Supplied material
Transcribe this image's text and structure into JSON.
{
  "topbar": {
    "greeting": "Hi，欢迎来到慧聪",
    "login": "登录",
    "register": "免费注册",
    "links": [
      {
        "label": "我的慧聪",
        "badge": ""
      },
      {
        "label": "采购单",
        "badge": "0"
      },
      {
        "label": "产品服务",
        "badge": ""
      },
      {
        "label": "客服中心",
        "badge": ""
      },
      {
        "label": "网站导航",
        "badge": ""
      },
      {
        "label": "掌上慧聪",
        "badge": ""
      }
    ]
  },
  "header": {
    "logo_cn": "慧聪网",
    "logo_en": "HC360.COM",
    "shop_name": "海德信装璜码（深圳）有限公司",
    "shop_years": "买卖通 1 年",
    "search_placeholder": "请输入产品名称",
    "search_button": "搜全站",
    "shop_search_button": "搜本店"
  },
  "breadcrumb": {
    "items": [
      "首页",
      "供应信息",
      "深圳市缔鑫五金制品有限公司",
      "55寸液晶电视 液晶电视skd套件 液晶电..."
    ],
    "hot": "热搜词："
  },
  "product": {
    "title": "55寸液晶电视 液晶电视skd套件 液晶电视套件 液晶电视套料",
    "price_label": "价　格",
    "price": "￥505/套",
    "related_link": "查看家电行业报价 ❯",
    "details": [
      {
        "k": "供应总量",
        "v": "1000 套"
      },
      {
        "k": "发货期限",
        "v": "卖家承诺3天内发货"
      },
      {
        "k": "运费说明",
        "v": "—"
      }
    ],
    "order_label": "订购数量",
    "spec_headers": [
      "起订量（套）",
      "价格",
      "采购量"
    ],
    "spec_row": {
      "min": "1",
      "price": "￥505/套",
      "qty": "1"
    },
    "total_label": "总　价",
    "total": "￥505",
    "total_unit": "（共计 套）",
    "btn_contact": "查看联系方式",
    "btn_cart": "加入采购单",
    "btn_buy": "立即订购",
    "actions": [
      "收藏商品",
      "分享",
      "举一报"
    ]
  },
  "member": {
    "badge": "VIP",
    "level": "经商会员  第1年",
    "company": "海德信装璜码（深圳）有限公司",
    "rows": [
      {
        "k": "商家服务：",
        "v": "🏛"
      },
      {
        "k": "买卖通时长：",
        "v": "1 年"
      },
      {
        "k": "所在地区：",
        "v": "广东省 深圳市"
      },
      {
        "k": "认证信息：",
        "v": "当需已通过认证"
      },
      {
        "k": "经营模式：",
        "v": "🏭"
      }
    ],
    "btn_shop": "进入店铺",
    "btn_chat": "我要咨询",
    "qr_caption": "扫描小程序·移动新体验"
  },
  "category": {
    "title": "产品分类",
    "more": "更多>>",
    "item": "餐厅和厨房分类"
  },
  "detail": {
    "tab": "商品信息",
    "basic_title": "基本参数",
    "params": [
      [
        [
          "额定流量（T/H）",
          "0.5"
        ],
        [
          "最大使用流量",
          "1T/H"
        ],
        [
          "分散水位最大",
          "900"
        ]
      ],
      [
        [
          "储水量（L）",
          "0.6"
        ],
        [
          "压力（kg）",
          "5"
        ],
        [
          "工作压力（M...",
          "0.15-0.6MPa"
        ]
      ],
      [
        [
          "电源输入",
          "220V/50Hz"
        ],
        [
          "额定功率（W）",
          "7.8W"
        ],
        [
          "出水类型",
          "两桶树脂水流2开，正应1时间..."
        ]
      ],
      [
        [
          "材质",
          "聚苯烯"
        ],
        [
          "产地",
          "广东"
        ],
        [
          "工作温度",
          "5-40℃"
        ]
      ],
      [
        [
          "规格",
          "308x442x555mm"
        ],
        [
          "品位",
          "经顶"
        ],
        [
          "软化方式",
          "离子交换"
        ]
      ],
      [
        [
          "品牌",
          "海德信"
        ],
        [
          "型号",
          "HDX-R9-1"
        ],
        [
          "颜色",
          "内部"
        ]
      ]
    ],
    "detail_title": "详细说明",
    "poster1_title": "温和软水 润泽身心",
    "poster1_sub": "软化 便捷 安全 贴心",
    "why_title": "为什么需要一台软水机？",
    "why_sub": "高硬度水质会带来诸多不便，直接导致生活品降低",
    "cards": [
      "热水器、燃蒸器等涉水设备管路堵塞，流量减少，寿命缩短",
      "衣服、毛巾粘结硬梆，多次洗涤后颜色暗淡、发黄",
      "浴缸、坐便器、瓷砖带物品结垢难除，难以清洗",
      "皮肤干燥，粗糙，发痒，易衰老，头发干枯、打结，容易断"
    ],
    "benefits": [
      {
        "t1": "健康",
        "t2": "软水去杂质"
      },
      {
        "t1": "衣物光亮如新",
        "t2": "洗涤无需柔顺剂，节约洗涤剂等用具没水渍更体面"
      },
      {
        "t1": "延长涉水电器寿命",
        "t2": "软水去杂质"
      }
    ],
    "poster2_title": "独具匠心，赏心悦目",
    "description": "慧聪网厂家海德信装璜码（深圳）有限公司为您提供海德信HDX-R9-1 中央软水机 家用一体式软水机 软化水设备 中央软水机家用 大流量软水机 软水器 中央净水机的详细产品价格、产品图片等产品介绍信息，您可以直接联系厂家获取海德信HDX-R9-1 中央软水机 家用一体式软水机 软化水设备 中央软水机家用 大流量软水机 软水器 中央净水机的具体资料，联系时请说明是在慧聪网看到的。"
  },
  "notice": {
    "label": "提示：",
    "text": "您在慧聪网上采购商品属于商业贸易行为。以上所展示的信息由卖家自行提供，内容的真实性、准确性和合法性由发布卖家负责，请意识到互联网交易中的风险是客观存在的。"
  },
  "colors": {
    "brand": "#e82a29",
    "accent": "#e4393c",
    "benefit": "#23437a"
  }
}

Set task
Quote the data above in full, changing nothing.

Result
Transcribe this image's text and structure into JSON.
{
  "topbar": {
    "greeting": "Hi，欢迎来到慧聪",
    "login": "登录",
    "register": "免费注册",
    "links": [
      {
        "label": "我的慧聪",
        "badge": ""
      },
      {
        "label": "采购单",
        "badge": "0"
      },
      {
        "label": "产品服务",
        "badge": ""
      },
      {
        "label": "客服中心",
        "badge": ""
      },
      {
        "label": "网站导航",
        "badge": ""
      },
      {
        "label": "掌上慧聪",
        "badge": ""
      }
    ]
  },
  "header": {
    "logo_cn": "慧聪网",
    "logo_en": "HC360.COM",
    "shop_name": "海德信装璜码（深圳）有限公司",
    "shop_years": "买卖通 1 年",
    "search_placeholder": "请输入产品名称",
    "search_button": "搜全站",
    "shop_search_button": "搜本店"
  },
  "breadcrumb": {
    "items": [
      "首页",
      "供应信息",
      "深圳市缔鑫五金制品有限公司",
      "55寸液晶电视 液晶电视skd套件 液晶电..."
    ],
    "hot": "热搜词："
  },
  "product": {
    "title": "55寸液晶电视 液晶电视skd套件 液晶电视套件 液晶电视套料",
    "price_label": "价　格",
    "price": "￥505/套",
    "related_link": "查看家电行业报价 ❯",
    "details": [
      {
        "k": "供应总量",
        "v": "1000 套"
      },
      {
        "k": "发货期限",
        "v": "卖家承诺3天内发货"
      },
      {
        "k": "运费说明",
        "v": "—"
      }
    ],
    "order_label": "订购数量",
    "spec_headers": [
      "起订量（套）",
      "价格",
      "采购量"
    ],
    "spec_row": {
      "min": "1",
      "price": "￥505/套",
      "qty": "1"
    },
    "total_label": "总　价",
    "total": "￥505",
    "total_unit": "（共计 套）",
    "btn_contact": "查看联系方式",
    "btn_cart": "加入采购单",
    "btn_buy": "立即订购",
    "actions": [
      "收藏商品",
      "分享",
      "举一报"
    ]
  },
  "member": {
    "badge": "VIP",
    "level": "经商会员  第1年",
    "company": "海德信装璜码（深圳）有限公司",
    "rows": [
      {
        "k": "商家服务：",
        "v": "🏛"
      },
      {
        "k": "买卖通时长：",
        "v": "1 年"
      },
      {
        "k": "所在地区：",
        "v": "广东省 深圳市"
      },
      {
        "k": "认证信息：",
        "v": "当需已通过认证"
      },
      {
        "k": "经营模式：",
        "v": "🏭"
      }
    ],
    "btn_shop": "进入店铺",
    "btn_chat": "我要咨询",
    "qr_caption": "扫描小程序·移动新体验"
  },
  "category": {
    "title": "产品分类",
    "more": "更多>>",
    "item": "餐厅和厨房分类"
  },
  "detail": {
    "tab": "商品信息",
    "basic_title": "基本参数",
    "params": [
      [
        [
          "额定流量（T/H）",
          "0.5"
        ],
        [
          "最大使用流量",
          "1T/H"
        ],
        [
          "分散水位最大",
          "900"
        ]
      ],
      [
        [
          "储水量（L）",
          "0.6"
        ],
        [
          "压力（kg）",
          "5"
        ],
        [
          "工作压力（M...",
          "0.15-0.6MPa"
        ]
      ],
      [
        [
          "电源输入",
          "220V/50Hz"
        ],
        [
          "额定功率（W）",
          "7.8W"
        ],
        [
          "出水类型",
          "两桶树脂水流2开，正应1时间..."
        ]
      ],
      [
        [
          "材质",
          "聚苯烯"
        ],
        [
          "产地",
          "广东"
        ],
        [
          "工作温度",
          "5-40℃"
        ]
      ],
      [
        [
          "规格",
          "308x442x555mm"
        ],
        [
          "品位",
          "经顶"
        ],
        [
          "软化方式",
          "离子交换"
        ]
      ],
      [
        [
          "品牌",
          "海德信"
        ],
        [
          "型号",
          "HDX-R9-1"
        ],
        [
          "颜色",
          "内部"
        ]
      ]
    ],
    "detail_title": "详细说明",
    "poster1_title": "温和软水 润泽身心",
    "poster1_sub": "软化 便捷 安全 贴心",
    "why_title": "为什么需要一台软水机？",
    "why_sub": "高硬度水质会带来诸多不便，直接导致生活品降低",
    "cards": [
      "热水器、燃蒸器等涉水设备管路堵塞，流量减少，寿命缩短",
      "衣服、毛巾粘结硬梆，多次洗涤后颜色暗淡、发黄",
      "浴缸、坐便器、瓷砖带物品结垢难除，难以清洗",
      "皮肤干燥，粗糙，发痒，易衰老，头发干枯、打结，容易断"
    ],
    "benefits": [
      {
        "t1": "健康",
        "t2": "软水去杂质"
      },
      {
        "t1": "衣物光亮如新",
        "t2": "洗涤无需柔顺剂，节约洗涤剂等用具没水渍更体面"
      },
      {
        "t1": "延长涉水电器寿命",
        "t2": "软水去杂质"
      }
    ],
    "poster2_title": "独具匠心，赏心悦目",
    "description": "慧聪网厂家海德信装璜码（深圳）有限公司为您提供海德信HDX-R9-1 中央软水机 家用一体式软水机 软化水设备 中央软水机家用 大流量软水机 软水器 中央净水机的详细产品价格、产品图片等产品介绍信息，您可以直接联系厂家获取海德信HDX-R9-1 中央软水机 家用一体式软水机 软化水设备 中央软水机家用 大流量软水机 软水器 中央净水机的具体资料，联系时请说明是在慧聪网看到的。"
  },
  "notice": {
    "label": "提示：",
    "text": "您在慧聪网上采购商品属于商业贸易行为。以上所展示的信息由卖家自行提供，内容的真实性、准确性和合法性由发布卖家负责，请意识到互联网交易中的风险是客观存在的。"
  },
  "colors": {
    "brand": "#e82a29",
    "accent": "#e4393c",
    "benefit": "#23437a"
  }
}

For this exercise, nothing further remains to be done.